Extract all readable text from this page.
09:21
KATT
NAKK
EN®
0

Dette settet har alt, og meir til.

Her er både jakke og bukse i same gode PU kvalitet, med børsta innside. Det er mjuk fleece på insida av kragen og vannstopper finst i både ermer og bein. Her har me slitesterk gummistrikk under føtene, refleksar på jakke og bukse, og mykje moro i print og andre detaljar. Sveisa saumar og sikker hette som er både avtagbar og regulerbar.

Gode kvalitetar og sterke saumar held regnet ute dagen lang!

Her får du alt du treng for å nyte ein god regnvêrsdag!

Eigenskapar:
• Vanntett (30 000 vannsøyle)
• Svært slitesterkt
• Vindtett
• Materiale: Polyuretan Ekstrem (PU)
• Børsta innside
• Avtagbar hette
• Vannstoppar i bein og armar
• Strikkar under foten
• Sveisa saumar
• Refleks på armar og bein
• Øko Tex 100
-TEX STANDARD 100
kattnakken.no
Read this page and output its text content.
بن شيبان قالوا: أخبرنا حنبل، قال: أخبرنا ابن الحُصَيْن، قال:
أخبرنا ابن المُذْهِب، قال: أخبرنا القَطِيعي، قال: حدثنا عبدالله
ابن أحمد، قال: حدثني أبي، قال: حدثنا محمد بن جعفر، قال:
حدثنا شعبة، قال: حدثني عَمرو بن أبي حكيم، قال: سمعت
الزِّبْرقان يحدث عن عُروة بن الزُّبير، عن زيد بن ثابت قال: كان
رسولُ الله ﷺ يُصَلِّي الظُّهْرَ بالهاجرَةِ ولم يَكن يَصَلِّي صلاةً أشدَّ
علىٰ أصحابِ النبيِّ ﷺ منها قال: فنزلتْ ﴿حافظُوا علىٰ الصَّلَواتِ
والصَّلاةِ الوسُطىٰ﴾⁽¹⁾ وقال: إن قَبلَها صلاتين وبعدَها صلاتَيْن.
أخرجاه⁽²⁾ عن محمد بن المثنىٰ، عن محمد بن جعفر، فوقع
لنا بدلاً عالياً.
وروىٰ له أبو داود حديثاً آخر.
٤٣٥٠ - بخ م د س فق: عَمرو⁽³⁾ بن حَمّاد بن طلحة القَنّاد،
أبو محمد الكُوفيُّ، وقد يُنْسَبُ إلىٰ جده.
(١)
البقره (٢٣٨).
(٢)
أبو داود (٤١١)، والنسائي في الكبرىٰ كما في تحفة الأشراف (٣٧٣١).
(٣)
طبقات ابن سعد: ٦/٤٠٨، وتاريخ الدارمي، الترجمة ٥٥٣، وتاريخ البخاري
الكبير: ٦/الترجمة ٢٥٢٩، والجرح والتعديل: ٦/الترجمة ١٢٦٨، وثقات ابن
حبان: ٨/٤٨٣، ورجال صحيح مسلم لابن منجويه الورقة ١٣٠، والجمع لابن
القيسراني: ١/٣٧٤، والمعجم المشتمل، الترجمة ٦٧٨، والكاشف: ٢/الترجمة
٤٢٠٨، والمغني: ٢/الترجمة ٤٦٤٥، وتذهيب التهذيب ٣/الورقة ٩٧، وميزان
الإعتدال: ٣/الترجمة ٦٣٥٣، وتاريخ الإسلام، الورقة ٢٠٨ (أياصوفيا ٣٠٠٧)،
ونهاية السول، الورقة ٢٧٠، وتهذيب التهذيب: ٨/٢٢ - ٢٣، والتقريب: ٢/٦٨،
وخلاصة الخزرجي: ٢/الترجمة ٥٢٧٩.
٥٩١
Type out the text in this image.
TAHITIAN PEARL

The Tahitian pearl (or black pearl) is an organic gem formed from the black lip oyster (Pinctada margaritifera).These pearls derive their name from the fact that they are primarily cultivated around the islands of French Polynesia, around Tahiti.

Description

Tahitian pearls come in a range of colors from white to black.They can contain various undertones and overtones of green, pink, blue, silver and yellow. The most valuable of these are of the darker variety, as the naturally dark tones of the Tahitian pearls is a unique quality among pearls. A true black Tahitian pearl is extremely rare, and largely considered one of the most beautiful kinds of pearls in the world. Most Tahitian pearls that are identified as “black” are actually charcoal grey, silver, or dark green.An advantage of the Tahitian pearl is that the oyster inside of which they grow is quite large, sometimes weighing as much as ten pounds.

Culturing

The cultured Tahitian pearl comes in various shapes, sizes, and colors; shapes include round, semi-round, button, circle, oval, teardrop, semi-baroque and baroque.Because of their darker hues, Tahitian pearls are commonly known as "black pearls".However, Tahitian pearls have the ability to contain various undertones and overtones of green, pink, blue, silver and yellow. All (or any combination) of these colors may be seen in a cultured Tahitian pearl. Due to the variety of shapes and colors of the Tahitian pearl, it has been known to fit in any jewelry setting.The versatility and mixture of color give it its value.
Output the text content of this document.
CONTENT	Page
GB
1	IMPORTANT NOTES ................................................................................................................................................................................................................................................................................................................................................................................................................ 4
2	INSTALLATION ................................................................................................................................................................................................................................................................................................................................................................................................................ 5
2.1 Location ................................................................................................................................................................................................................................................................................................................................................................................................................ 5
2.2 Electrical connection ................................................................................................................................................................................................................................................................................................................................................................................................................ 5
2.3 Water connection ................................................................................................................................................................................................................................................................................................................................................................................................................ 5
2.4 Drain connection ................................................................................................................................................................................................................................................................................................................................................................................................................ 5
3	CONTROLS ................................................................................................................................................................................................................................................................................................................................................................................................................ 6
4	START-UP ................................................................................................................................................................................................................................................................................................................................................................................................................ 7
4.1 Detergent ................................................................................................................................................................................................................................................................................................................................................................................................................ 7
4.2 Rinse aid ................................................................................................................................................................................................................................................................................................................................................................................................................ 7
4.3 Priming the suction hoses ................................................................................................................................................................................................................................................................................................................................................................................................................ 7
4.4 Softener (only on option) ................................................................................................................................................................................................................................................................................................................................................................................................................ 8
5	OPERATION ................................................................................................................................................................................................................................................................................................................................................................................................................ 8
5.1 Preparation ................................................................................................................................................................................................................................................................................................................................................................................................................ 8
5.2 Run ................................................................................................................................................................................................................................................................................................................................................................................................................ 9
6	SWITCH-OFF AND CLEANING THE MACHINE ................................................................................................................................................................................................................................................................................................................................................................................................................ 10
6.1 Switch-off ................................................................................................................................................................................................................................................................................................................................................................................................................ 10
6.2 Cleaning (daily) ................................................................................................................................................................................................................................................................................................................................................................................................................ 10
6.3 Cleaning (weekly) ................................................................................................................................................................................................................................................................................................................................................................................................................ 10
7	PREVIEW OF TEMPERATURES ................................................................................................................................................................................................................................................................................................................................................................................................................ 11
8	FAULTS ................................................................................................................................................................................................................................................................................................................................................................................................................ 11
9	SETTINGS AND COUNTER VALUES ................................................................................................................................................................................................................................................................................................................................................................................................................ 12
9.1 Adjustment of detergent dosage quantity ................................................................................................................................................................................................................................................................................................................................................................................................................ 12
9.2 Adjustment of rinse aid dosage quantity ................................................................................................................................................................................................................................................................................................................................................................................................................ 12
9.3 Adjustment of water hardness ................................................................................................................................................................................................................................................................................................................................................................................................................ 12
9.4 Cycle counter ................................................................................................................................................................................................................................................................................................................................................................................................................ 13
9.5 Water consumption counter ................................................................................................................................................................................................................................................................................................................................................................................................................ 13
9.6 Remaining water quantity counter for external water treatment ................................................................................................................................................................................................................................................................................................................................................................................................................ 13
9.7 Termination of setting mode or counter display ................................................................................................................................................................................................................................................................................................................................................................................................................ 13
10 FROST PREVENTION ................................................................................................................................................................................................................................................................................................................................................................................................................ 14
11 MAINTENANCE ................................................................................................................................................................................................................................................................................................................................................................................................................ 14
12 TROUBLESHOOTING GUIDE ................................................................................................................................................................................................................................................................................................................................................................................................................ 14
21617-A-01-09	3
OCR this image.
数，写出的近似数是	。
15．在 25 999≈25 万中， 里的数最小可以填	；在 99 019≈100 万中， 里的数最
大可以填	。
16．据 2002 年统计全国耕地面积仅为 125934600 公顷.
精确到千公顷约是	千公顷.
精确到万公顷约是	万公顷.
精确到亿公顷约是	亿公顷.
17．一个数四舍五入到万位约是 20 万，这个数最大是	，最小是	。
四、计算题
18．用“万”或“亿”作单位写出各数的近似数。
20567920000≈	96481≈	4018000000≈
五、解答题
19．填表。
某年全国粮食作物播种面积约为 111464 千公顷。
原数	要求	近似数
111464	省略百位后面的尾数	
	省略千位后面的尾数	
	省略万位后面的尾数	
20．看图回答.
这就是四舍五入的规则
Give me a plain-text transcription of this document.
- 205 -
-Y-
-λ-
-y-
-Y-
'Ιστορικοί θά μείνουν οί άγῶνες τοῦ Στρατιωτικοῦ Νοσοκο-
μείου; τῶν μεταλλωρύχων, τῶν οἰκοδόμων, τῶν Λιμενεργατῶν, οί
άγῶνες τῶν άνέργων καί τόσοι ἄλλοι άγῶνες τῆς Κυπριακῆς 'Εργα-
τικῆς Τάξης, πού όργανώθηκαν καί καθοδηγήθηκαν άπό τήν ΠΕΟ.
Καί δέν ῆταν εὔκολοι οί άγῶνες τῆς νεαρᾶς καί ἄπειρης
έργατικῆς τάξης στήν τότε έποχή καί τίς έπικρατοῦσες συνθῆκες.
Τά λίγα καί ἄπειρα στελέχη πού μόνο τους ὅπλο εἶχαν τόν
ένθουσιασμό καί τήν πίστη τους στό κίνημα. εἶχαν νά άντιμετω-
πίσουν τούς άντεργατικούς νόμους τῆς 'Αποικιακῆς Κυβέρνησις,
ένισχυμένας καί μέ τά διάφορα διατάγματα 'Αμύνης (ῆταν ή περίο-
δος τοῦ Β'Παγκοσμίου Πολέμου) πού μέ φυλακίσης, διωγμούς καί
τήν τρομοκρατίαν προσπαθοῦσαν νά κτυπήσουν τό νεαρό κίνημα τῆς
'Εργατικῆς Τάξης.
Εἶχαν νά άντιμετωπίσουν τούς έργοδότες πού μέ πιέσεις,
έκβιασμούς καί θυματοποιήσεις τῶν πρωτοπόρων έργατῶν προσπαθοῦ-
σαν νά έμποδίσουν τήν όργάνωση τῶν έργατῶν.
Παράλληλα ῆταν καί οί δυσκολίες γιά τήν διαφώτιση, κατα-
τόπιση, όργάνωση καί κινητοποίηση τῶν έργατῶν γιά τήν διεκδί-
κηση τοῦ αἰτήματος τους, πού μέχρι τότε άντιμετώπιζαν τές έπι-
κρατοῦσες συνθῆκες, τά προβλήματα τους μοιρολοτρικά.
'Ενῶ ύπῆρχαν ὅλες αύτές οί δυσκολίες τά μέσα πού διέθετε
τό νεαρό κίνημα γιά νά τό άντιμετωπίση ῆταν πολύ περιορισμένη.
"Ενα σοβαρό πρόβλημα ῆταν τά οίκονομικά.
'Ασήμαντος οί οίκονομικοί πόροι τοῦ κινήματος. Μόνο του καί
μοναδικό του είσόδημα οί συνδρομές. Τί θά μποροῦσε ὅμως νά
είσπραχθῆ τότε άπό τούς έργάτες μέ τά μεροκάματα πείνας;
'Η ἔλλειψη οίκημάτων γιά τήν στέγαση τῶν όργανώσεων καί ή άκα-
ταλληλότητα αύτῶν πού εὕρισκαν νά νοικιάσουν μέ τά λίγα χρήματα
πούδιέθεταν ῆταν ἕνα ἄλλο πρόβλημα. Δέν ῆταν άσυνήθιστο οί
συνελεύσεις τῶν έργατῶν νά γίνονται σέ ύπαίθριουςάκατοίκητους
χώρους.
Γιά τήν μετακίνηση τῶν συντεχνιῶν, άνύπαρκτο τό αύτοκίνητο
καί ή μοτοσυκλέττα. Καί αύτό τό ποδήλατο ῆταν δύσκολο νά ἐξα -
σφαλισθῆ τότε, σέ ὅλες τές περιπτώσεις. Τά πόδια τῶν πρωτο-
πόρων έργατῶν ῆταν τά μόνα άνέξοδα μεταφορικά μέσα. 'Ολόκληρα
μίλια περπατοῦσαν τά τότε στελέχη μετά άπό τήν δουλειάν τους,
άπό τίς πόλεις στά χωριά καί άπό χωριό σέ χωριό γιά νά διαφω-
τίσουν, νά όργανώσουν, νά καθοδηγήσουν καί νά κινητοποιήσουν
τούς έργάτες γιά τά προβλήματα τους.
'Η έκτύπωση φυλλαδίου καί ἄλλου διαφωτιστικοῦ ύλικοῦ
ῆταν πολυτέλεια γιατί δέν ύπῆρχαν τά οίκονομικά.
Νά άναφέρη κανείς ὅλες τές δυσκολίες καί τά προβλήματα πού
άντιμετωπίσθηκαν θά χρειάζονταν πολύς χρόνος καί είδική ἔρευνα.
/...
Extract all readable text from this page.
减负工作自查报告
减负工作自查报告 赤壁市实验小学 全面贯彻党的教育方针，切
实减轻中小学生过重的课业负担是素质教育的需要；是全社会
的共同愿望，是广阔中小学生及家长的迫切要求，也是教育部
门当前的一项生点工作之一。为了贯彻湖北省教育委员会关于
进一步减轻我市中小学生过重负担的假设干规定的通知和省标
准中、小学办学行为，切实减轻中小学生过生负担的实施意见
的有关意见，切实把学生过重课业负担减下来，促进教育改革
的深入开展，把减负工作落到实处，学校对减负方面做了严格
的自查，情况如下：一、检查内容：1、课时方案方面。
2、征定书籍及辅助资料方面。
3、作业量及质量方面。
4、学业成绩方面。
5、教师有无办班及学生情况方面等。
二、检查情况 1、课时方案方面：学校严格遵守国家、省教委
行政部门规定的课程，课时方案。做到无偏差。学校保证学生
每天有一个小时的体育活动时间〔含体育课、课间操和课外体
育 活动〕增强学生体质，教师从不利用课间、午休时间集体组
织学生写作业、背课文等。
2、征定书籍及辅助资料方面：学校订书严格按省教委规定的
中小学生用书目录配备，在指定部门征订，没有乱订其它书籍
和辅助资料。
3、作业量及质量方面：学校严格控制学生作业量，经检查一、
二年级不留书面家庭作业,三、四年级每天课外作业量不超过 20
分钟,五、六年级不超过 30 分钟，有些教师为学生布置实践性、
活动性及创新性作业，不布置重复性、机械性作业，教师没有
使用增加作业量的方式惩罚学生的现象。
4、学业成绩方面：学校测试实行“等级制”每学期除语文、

* * * * *

# [YOUR GOAL]
Identify the lines of the entries containing the string "νεαρό". Copy each such line.

# [ANSWER FOR THIS EXERCISE]
τήν τρομοκρατίαν προσπαθοῦσαν νά κτυπήσουν τό νεαρό κίνημα τῆς
τό νεαρό κίνημα γιά νά τό άντιμετωπίση ῆταν πολύ περιορισμένη.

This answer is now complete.